--- start of Records for processing ---

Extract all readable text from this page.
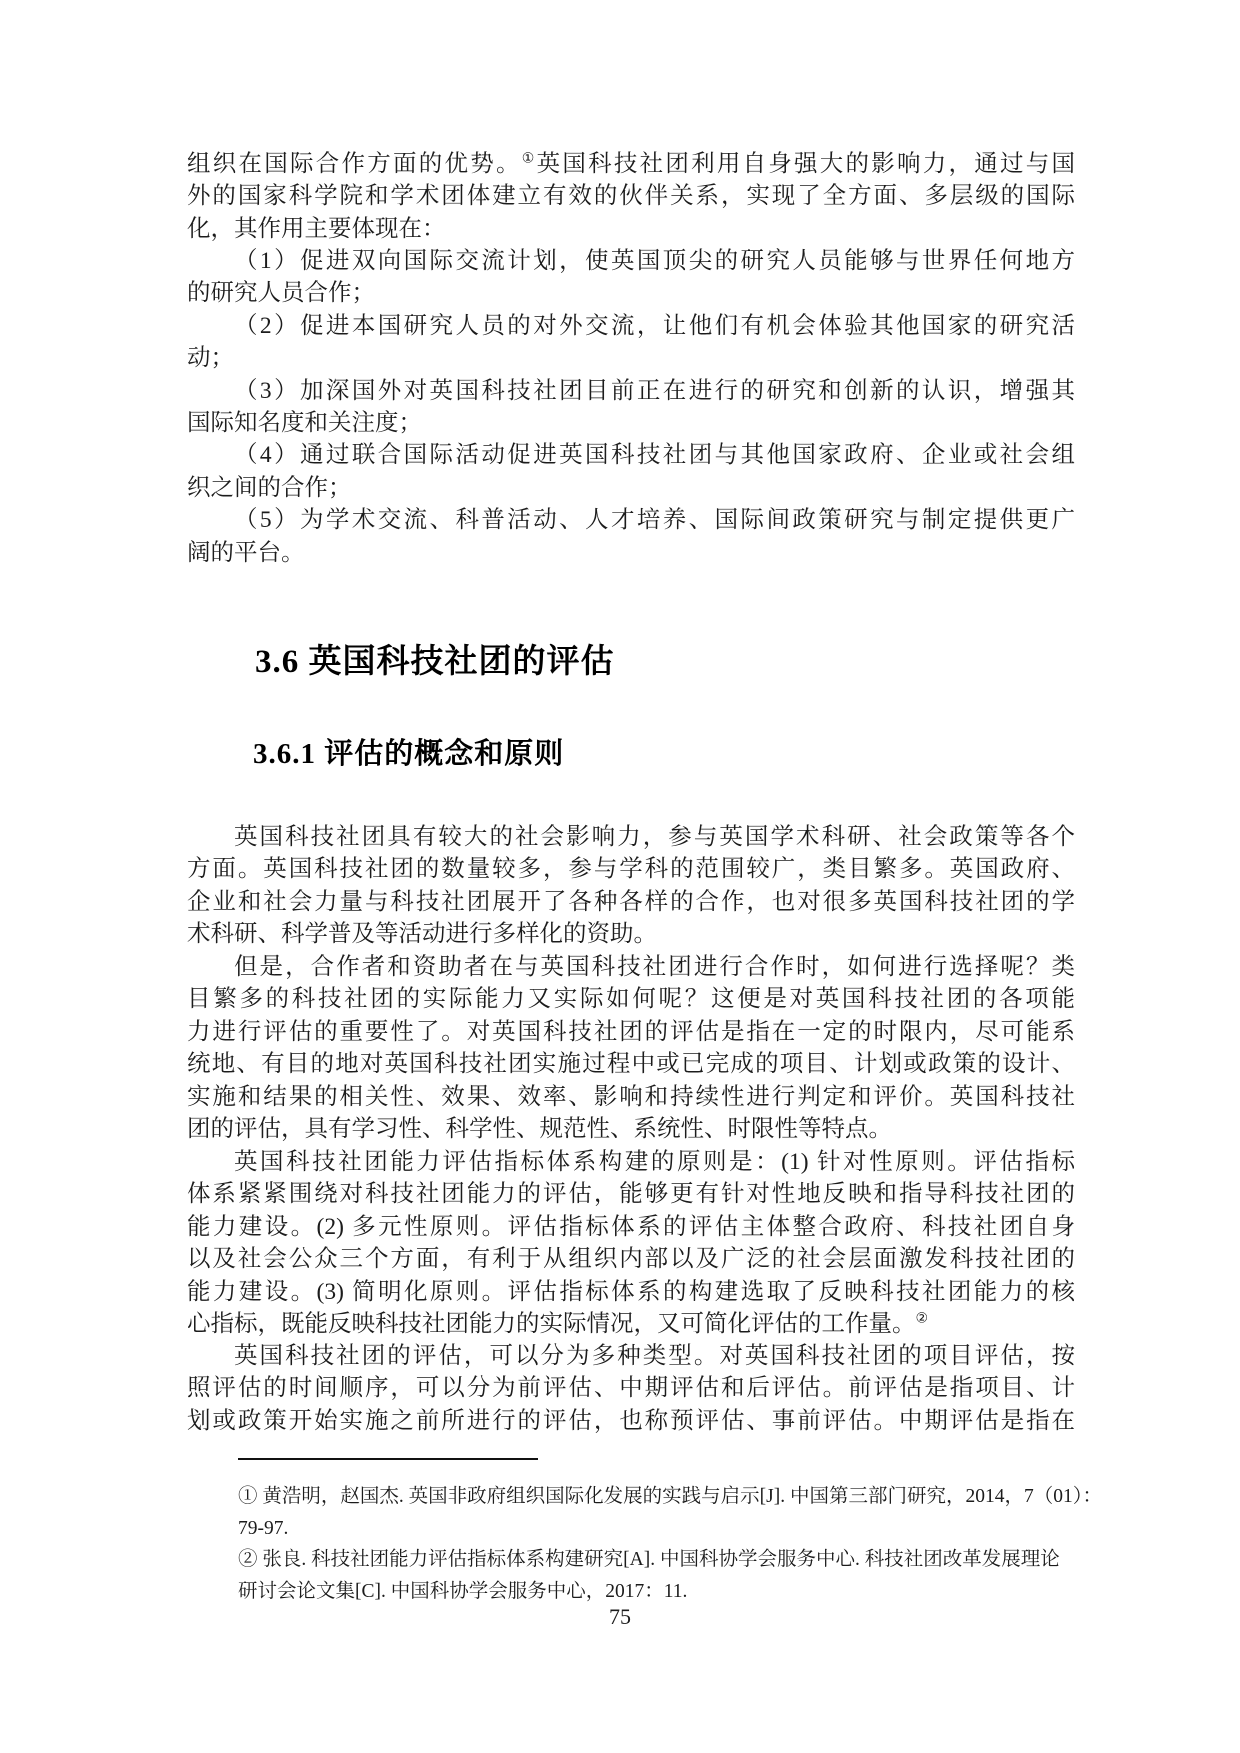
组织在国际合作方面的优势。①英国科技社团利用自身强大的影响力，通过与国
外的国家科学院和学术团体建立有效的伙伴关系，实现了全方面、多层级的国际
化，其作用主要体现在：
（1）促进双向国际交流计划，使英国顶尖的研究人员能够与世界任何地方
的研究人员合作；
（2）促进本国研究人员的对外交流，让他们有机会体验其他国家的研究活
动；
（3）加深国外对英国科技社团目前正在进行的研究和创新的认识，增强其
国际知名度和关注度；
（4）通过联合国际活动促进英国科技社团与其他国家政府、企业或社会组
织之间的合作；
（5）为学术交流、科普活动、人才培养、国际间政策研究与制定提供更广
阔的平台。
3.6 英国科技社团的评估
3.6.1 评估的概念和原则
英国科技社团具有较大的社会影响力，参与英国学术科研、社会政策等各个
方面。英国科技社团的数量较多，参与学科的范围较广，类目繁多。英国政府、
企业和社会力量与科技社团展开了各种各样的合作，也对很多英国科技社团的学
术科研、科学普及等活动进行多样化的资助。
但是，合作者和资助者在与英国科技社团进行合作时，如何进行选择呢？类
目繁多的科技社团的实际能力又实际如何呢？这便是对英国科技社团的各项能
力进行评估的重要性了。对英国科技社团的评估是指在一定的时限内，尽可能系
统地、有目的地对英国科技社团实施过程中或已完成的项目、计划或政策的设计、
实施和结果的相关性、效果、效率、影响和持续性进行判定和评价。英国科技社
团的评估，具有学习性、科学性、规范性、系统性、时限性等特点。
英国科技社团能力评估指标体系构建的原则是：(1) 针对性原则。评估指标
体系紧紧围绕对科技社团能力的评估，能够更有针对性地反映和指导科技社团的
能力建设。(2) 多元性原则。评估指标体系的评估主体整合政府、科技社团自身
以及社会公众三个方面，有利于从组织内部以及广泛的社会层面激发科技社团的
能力建设。(3) 简明化原则。评估指标体系的构建选取了反映科技社团能力的核
心指标，既能反映科技社团能力的实际情况，又可简化评估的工作量。②
英国科技社团的评估，可以分为多种类型。对英国科技社团的项目评估，按
照评估的时间顺序，可以分为前评估、中期评估和后评估。前评估是指项目、计
划或政策开始实施之前所进行的评估，也称预评估、事前评估。中期评估是指在
① 黄浩明，赵国杰. 英国非政府组织国际化发展的实践与启示[J]. 中国第三部门研究，2014，7（01）：
79-97.
② 张良. 科技社团能力评估指标体系构建研究[A]. 中国科协学会服务中心. 科技社团改革发展理论
研讨会论文集[C]. 中国科协学会服务中心，2017：11.
75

--- end of Records for processing ---

### What you will do
Transcribe all of the material exactly, leaving out whatever pictures it contains.

### Task response
Extract all readable text from this page.
组织在国际合作方面的优势。①英国科技社团利用自身强大的影响力，通过与国
外的国家科学院和学术团体建立有效的伙伴关系，实现了全方面、多层级的国际
化，其作用主要体现在：
（1）促进双向国际交流计划，使英国顶尖的研究人员能够与世界任何地方
的研究人员合作；
（2）促进本国研究人员的对外交流，让他们有机会体验其他国家的研究活
动；
（3）加深国外对英国科技社团目前正在进行的研究和创新的认识，增强其
国际知名度和关注度；
（4）通过联合国际活动促进英国科技社团与其他国家政府、企业或社会组
织之间的合作；
（5）为学术交流、科普活动、人才培养、国际间政策研究与制定提供更广
阔的平台。
3.6 英国科技社团的评估
3.6.1 评估的概念和原则
英国科技社团具有较大的社会影响力，参与英国学术科研、社会政策等各个
方面。英国科技社团的数量较多，参与学科的范围较广，类目繁多。英国政府、
企业和社会力量与科技社团展开了各种各样的合作，也对很多英国科技社团的学
术科研、科学普及等活动进行多样化的资助。
但是，合作者和资助者在与英国科技社团进行合作时，如何进行选择呢？类
目繁多的科技社团的实际能力又实际如何呢？这便是对英国科技社团的各项能
力进行评估的重要性了。对英国科技社团的评估是指在一定的时限内，尽可能系
统地、有目的地对英国科技社团实施过程中或已完成的项目、计划或政策的设计、
实施和结果的相关性、效果、效率、影响和持续性进行判定和评价。英国科技社
团的评估，具有学习性、科学性、规范性、系统性、时限性等特点。
英国科技社团能力评估指标体系构建的原则是：(1) 针对性原则。评估指标
体系紧紧围绕对科技社团能力的评估，能够更有针对性地反映和指导科技社团的
能力建设。(2) 多元性原则。评估指标体系的评估主体整合政府、科技社团自身
以及社会公众三个方面，有利于从组织内部以及广泛的社会层面激发科技社团的
能力建设。(3) 简明化原则。评估指标体系的构建选取了反映科技社团能力的核
心指标，既能反映科技社团能力的实际情况，又可简化评估的工作量。②
英国科技社团的评估，可以分为多种类型。对英国科技社团的项目评估，按
照评估的时间顺序，可以分为前评估、中期评估和后评估。前评估是指项目、计
划或政策开始实施之前所进行的评估，也称预评估、事前评估。中期评估是指在
① 黄浩明，赵国杰. 英国非政府组织国际化发展的实践与启示[J]. 中国第三部门研究，2014，7（01）：
79-97.
② 张良. 科技社团能力评估指标体系构建研究[A]. 中国科协学会服务中心. 科技社团改革发展理论
研讨会论文集[C]. 中国科协学会服务中心，2017：11.
75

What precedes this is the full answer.